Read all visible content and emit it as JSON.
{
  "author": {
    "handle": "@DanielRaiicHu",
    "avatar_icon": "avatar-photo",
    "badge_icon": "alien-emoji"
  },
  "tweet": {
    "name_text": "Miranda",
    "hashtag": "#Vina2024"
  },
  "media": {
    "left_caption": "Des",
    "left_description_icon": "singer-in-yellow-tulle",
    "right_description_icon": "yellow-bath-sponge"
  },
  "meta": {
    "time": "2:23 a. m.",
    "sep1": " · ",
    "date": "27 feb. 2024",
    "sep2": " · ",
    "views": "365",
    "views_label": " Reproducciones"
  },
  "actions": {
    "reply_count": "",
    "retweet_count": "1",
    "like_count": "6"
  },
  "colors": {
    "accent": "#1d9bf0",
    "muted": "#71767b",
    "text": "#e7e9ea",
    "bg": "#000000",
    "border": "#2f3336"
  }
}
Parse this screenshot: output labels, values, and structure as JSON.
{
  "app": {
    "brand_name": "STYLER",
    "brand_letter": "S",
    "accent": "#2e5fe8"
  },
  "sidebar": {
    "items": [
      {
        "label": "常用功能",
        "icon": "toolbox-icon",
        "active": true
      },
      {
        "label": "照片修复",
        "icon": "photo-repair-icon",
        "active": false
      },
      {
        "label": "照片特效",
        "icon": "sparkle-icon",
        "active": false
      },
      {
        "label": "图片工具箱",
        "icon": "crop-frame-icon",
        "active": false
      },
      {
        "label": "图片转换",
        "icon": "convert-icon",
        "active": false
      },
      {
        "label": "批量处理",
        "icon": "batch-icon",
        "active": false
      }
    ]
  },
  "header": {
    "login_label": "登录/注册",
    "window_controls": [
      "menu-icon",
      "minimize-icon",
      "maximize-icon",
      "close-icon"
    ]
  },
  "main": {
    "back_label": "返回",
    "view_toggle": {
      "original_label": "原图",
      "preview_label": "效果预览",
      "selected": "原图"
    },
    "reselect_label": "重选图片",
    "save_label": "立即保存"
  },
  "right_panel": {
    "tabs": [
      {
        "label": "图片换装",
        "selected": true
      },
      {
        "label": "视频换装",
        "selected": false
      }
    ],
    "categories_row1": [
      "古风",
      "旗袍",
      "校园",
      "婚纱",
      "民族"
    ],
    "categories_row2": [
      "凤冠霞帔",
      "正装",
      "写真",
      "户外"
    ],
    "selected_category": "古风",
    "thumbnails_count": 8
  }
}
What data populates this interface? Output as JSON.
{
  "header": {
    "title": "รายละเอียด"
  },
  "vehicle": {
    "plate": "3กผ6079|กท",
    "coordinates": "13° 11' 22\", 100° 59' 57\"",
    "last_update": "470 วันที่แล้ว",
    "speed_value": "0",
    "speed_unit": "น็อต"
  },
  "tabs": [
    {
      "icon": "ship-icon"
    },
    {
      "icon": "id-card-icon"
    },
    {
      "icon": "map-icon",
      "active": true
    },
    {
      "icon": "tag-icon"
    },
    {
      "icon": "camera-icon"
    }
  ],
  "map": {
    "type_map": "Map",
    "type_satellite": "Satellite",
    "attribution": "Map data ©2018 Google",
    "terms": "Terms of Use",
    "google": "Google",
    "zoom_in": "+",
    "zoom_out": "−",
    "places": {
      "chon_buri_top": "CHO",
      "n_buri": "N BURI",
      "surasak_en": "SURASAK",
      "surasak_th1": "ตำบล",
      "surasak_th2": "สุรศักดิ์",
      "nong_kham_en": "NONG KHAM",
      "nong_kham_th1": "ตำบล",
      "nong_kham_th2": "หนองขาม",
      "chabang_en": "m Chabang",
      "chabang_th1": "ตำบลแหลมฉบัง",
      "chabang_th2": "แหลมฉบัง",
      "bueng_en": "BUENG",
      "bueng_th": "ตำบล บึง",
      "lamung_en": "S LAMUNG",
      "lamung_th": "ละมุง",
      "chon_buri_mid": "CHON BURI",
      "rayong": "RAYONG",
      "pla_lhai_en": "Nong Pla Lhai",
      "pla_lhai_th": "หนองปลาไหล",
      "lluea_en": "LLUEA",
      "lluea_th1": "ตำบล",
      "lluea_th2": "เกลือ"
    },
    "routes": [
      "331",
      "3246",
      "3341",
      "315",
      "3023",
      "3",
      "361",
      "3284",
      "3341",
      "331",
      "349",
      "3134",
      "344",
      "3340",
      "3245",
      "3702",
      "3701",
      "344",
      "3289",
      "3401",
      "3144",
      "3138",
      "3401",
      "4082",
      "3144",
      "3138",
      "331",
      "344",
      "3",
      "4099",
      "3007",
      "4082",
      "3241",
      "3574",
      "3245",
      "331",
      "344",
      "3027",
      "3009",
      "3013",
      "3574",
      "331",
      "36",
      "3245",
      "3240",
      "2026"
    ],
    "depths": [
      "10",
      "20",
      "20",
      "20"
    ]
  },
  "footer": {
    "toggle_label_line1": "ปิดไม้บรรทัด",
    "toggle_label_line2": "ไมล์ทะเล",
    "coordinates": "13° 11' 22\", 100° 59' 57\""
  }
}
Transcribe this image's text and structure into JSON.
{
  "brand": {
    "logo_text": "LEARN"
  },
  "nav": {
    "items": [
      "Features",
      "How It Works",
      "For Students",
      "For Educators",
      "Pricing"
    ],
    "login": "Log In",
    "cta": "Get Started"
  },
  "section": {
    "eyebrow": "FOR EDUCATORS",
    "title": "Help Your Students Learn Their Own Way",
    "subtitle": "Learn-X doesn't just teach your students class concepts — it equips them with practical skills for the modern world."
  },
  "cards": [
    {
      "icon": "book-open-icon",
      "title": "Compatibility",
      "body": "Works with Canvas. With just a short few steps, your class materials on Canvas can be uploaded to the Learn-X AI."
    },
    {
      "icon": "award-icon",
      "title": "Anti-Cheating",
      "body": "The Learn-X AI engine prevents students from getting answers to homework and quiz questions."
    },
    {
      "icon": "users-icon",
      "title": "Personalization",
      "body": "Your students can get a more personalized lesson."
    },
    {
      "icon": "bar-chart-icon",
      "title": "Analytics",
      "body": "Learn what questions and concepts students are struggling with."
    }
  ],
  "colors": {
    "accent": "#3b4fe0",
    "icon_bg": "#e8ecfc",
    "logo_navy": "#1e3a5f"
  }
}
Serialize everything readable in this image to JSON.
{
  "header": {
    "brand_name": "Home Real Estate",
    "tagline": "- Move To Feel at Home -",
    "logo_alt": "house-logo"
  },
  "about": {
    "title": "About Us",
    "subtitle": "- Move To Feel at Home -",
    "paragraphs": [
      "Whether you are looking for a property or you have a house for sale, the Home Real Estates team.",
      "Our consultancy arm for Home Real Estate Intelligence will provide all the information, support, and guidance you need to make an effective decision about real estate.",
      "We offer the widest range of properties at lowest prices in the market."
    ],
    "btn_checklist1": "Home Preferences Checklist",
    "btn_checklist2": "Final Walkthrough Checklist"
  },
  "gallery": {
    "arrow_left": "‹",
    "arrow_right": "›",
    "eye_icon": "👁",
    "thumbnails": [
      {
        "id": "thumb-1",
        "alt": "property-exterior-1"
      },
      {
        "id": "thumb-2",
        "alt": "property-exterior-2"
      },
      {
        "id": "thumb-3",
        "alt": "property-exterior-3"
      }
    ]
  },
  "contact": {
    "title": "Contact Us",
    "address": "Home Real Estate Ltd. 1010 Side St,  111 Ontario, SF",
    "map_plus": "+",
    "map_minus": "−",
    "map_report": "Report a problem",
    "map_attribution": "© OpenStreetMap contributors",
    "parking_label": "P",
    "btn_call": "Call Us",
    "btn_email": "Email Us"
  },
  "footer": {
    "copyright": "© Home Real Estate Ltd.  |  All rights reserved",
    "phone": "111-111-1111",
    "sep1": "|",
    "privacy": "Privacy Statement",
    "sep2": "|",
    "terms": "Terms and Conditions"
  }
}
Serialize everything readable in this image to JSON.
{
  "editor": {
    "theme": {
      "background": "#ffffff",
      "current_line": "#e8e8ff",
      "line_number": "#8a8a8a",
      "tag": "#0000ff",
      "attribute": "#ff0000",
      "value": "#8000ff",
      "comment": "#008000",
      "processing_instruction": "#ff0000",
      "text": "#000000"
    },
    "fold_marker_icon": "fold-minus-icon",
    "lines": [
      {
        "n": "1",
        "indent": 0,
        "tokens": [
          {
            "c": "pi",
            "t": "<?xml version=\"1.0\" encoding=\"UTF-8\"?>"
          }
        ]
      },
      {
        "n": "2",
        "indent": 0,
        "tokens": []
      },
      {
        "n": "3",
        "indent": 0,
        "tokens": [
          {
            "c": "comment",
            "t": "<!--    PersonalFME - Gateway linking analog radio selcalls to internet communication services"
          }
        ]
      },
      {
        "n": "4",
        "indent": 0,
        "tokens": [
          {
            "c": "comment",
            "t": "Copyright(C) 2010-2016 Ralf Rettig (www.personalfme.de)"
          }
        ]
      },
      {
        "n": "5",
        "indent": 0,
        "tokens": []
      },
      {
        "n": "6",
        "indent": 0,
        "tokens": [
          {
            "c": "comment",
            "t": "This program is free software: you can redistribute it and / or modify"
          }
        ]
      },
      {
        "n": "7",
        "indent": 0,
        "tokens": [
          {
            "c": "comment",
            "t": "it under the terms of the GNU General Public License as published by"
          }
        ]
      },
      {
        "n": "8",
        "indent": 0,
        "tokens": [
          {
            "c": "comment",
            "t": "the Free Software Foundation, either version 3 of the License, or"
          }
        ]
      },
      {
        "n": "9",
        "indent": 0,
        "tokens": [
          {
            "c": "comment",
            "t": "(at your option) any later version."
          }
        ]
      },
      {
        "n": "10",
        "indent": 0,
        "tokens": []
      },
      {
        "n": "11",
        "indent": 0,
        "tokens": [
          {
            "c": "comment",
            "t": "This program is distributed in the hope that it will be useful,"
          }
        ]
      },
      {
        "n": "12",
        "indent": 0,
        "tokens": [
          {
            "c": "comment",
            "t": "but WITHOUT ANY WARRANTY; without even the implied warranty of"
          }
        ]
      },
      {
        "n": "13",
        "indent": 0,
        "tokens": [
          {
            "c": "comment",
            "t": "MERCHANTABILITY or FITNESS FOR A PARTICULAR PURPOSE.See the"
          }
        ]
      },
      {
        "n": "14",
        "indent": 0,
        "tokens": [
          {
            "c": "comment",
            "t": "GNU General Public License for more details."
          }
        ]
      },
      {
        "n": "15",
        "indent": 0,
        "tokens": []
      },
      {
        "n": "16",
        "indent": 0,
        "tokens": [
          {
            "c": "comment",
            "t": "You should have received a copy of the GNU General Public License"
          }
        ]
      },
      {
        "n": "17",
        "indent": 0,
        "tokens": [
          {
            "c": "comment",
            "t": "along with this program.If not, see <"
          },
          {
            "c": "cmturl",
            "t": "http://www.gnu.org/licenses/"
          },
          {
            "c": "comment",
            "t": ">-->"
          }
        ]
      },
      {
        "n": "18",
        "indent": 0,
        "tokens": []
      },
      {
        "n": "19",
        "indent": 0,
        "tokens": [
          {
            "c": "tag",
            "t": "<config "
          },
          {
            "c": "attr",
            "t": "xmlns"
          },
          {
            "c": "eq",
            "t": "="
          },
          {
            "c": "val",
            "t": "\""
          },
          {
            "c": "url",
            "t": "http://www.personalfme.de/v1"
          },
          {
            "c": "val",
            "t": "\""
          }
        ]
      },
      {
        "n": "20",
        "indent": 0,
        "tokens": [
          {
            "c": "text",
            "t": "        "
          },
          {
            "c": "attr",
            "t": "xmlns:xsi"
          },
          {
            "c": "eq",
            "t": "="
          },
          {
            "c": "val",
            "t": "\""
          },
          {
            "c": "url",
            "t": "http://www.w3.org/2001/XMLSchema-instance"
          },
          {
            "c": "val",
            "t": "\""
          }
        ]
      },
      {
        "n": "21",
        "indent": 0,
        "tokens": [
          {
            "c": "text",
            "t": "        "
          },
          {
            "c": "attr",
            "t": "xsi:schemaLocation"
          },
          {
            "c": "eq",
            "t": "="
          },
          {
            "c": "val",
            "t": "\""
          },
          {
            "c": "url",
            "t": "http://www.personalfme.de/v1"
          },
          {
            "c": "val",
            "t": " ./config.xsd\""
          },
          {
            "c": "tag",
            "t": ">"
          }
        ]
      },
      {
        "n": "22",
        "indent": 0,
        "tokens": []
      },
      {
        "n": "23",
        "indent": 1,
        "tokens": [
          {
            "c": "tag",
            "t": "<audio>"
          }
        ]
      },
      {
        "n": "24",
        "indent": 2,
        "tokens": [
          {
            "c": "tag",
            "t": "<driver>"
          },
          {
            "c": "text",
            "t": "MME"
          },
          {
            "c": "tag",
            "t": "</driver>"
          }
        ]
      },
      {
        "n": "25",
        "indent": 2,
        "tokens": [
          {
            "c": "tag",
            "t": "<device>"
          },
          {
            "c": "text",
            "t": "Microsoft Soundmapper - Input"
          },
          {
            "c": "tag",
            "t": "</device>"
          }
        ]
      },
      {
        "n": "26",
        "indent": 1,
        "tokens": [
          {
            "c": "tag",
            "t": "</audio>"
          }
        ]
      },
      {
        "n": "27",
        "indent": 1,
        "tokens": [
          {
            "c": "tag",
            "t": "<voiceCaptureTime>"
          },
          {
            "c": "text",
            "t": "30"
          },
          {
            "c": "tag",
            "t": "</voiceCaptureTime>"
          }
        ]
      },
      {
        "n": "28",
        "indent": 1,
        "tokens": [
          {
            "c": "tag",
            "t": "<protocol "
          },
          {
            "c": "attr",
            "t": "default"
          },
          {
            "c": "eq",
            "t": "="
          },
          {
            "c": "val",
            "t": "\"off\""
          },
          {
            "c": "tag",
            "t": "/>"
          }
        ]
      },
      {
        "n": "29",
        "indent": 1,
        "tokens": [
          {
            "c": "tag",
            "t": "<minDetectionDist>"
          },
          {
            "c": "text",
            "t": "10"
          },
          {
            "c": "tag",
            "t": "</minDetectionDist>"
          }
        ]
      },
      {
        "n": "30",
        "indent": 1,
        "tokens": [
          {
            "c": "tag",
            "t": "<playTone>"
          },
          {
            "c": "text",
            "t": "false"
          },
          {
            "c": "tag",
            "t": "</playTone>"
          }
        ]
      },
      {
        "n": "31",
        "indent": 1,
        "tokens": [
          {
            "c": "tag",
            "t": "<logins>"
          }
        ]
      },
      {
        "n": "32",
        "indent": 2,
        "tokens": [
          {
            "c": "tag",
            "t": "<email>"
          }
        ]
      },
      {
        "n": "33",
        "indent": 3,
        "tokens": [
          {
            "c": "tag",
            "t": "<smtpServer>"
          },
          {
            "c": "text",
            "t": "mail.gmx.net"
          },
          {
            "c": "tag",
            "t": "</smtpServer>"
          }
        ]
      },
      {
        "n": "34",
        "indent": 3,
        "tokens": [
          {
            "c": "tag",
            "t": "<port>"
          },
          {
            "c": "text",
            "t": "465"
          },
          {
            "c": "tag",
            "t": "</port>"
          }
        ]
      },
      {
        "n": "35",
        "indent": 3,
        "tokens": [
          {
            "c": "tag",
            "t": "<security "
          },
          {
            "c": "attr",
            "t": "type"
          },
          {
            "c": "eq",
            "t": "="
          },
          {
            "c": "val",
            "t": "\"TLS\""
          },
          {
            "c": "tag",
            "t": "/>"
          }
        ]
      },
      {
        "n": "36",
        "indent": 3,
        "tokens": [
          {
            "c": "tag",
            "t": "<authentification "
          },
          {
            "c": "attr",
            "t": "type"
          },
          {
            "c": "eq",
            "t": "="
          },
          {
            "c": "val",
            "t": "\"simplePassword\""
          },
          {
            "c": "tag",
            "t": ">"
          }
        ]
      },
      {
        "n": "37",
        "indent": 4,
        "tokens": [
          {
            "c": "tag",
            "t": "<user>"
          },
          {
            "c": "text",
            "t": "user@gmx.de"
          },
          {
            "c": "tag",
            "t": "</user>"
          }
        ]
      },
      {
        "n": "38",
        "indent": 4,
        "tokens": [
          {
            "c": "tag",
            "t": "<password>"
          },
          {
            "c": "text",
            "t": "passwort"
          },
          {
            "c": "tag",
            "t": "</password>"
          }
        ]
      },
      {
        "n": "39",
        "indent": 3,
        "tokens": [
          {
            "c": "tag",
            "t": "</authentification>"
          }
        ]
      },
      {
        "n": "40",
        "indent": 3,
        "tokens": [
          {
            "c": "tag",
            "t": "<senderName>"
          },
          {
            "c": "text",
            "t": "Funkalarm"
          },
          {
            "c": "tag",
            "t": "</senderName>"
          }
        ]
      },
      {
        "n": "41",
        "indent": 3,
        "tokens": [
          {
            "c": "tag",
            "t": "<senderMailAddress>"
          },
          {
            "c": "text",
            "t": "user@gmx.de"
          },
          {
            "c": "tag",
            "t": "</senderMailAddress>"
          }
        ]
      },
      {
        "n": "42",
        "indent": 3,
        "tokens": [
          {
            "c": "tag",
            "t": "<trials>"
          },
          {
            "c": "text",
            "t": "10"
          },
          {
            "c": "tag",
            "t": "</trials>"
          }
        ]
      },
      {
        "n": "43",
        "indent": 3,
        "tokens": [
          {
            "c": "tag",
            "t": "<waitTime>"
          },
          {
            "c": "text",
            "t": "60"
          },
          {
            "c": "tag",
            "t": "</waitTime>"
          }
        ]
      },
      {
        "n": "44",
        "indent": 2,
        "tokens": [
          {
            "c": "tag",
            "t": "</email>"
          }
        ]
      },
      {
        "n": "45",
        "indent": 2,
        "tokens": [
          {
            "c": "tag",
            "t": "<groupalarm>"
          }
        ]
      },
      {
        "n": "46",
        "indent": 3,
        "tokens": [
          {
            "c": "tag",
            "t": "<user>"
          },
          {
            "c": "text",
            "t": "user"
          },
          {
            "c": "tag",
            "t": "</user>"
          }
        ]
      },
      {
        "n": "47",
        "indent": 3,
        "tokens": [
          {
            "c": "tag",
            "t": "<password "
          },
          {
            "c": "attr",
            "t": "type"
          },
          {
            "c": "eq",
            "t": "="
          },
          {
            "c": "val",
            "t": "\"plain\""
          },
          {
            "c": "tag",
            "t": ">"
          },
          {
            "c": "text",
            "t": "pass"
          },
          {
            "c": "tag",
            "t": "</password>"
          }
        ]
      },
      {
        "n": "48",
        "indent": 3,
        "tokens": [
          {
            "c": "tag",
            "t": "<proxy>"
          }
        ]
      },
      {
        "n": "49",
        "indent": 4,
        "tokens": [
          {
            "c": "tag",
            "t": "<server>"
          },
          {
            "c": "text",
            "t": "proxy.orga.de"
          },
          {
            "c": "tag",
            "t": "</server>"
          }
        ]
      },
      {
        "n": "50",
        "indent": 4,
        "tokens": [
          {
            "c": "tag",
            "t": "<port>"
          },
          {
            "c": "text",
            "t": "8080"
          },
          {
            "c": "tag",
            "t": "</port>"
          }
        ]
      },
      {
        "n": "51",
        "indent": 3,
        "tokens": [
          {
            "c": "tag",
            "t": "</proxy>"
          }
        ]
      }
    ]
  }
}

→ Written exercise
Note every line above where the string "photo" shows up, and copy those lines.

→ Output for this task
    "avatar_icon": "avatar-photo",
        "icon": "photo-repair-icon",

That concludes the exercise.